- **YOUR INSTRUCTIONS**: Gather all lines with "stock" from the records.

- **RECORDS SUPPLIED**:

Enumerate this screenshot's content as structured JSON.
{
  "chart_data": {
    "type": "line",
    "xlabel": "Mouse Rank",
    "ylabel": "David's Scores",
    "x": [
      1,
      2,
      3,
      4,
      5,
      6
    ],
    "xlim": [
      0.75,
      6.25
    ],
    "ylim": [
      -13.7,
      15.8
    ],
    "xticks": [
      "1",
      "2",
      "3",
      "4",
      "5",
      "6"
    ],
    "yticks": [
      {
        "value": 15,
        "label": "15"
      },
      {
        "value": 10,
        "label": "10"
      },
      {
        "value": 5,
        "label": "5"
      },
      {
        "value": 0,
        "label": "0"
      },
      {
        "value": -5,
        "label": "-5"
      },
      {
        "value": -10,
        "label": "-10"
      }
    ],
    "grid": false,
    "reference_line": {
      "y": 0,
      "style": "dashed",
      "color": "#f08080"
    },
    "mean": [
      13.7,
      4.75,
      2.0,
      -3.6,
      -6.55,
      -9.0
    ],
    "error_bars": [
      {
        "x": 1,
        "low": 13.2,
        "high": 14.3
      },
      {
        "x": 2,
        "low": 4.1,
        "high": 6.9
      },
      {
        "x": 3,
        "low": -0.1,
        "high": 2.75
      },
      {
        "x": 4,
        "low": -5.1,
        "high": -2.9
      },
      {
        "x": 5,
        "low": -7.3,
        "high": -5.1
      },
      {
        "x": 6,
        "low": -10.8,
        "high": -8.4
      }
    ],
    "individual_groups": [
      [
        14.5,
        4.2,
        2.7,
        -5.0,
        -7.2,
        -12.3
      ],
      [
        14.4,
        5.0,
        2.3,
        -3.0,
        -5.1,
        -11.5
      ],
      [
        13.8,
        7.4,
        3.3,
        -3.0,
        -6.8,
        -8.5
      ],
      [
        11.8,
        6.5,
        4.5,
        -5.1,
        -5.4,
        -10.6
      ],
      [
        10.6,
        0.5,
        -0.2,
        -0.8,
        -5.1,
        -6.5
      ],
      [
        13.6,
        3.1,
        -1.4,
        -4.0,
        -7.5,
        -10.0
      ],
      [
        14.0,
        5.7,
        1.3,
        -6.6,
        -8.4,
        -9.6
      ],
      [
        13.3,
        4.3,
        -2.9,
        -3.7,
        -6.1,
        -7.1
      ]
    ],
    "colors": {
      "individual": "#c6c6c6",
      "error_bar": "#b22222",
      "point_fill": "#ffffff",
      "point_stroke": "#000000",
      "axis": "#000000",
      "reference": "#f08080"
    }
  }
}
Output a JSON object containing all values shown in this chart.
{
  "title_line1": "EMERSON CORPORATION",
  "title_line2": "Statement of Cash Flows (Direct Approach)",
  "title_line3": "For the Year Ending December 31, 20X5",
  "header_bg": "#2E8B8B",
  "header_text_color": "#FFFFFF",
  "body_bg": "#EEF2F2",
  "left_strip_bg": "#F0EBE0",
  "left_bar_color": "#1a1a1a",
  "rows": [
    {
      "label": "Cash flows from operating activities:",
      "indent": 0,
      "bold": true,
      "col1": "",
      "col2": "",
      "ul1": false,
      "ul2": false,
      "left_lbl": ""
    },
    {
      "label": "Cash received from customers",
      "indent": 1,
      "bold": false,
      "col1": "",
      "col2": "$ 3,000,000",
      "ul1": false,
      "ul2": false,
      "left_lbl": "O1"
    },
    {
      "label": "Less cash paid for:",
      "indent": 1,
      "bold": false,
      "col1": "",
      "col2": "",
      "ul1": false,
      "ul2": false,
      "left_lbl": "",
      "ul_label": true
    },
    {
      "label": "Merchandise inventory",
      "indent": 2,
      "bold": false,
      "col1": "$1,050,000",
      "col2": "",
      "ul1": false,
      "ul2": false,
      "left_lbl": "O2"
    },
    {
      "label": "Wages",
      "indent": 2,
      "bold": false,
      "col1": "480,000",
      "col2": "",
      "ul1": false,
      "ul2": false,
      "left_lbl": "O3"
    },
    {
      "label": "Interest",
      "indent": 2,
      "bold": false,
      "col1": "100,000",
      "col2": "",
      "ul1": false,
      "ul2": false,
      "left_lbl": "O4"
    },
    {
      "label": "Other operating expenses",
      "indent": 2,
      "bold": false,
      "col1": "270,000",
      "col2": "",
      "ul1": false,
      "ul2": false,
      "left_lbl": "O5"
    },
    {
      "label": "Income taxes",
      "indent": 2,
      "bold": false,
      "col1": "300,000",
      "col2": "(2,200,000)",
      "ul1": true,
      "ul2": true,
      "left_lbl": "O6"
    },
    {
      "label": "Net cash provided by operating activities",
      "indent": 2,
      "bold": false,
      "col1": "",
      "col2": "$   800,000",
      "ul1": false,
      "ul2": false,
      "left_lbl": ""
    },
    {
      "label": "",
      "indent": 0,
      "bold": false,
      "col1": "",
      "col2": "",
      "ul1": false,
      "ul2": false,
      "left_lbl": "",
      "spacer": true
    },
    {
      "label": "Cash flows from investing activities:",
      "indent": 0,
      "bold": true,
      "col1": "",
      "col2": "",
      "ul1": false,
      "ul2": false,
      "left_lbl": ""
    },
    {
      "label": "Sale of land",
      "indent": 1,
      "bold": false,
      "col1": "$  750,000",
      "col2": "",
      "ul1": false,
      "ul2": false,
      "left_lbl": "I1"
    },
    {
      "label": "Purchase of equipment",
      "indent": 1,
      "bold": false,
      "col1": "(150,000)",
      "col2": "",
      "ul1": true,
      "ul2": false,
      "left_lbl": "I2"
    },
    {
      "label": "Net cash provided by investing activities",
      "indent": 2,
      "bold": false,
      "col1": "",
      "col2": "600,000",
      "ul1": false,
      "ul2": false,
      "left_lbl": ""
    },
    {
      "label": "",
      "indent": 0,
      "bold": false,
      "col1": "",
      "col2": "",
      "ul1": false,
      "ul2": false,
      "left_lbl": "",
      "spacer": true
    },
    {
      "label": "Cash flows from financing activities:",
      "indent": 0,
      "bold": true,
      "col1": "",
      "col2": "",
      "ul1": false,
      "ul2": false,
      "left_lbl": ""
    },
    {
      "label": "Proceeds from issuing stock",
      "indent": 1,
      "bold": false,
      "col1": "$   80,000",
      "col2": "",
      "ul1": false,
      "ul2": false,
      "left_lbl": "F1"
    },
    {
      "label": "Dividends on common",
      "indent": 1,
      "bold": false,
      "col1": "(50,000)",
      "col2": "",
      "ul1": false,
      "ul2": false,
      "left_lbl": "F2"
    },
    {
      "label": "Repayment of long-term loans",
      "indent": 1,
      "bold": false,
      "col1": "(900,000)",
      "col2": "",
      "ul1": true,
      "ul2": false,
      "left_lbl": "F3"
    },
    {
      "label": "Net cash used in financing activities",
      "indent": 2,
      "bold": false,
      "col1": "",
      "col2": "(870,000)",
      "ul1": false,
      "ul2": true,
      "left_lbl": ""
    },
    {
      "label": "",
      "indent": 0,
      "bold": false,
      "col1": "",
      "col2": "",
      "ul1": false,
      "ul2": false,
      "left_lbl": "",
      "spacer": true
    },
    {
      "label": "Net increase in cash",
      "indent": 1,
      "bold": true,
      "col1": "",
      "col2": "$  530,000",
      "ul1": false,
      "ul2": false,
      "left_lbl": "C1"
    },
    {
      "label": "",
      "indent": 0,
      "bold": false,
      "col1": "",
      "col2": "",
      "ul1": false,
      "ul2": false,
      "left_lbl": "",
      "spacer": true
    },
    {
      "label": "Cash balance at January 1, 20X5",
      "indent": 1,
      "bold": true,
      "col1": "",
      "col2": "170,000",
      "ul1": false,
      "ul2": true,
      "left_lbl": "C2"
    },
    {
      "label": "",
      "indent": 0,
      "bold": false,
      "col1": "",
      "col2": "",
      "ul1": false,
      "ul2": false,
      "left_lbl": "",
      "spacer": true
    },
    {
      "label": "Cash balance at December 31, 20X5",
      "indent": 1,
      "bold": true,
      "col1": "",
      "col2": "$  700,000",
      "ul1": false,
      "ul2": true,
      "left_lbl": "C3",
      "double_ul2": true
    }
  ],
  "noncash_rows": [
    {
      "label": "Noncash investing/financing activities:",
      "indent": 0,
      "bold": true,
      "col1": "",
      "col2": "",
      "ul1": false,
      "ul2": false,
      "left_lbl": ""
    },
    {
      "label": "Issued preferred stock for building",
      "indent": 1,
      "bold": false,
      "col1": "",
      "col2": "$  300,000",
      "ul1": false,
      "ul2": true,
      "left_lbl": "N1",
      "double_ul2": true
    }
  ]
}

- **SOLUTION FOR THIS TASK**:
      "label": "Proceeds from issuing stock",
      "label": "Issued preferred stock for building",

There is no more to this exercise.